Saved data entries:
↓

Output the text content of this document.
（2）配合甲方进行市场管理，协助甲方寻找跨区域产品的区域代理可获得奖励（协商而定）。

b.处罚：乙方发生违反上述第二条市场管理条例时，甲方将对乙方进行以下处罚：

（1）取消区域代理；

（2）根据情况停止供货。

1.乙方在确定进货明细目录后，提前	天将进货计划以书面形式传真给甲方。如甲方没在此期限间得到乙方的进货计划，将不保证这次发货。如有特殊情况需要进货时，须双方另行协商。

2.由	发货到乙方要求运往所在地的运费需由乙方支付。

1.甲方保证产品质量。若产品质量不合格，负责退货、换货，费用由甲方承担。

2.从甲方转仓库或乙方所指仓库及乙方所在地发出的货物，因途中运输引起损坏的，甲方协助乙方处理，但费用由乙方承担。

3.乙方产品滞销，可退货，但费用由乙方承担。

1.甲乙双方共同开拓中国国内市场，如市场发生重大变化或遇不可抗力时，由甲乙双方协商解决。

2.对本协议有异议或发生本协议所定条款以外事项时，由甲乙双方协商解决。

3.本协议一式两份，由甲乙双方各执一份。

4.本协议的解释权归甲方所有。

↑

» Given request:
Restate each record exactly as written.

» Expected answer:
Output the text content of this document.
（2）配合甲方进行市场管理，协助甲方寻找跨区域产品的区域代理可获得奖励（协商而定）。

b.处罚：乙方发生违反上述第二条市场管理条例时，甲方将对乙方进行以下处罚：

（1）取消区域代理；

（2）根据情况停止供货。

1.乙方在确定进货明细目录后，提前	天将进货计划以书面形式传真给甲方。如甲方没在此期限间得到乙方的进货计划，将不保证这次发货。如有特殊情况需要进货时，须双方另行协商。

2.由	发货到乙方要求运往所在地的运费需由乙方支付。

1.甲方保证产品质量。若产品质量不合格，负责退货、换货，费用由甲方承担。

2.从甲方转仓库或乙方所指仓库及乙方所在地发出的货物，因途中运输引起损坏的，甲方协助乙方处理，但费用由乙方承担。

3.乙方产品滞销，可退货，但费用由乙方承担。

1.甲乙双方共同开拓中国国内市场，如市场发生重大变化或遇不可抗力时，由甲乙双方协商解决。

2.对本协议有异议或发生本协议所定条款以外事项时，由甲乙双方协商解决。

3.本协议一式两份，由甲乙双方各执一份。

4.本协议的解释权归甲方所有。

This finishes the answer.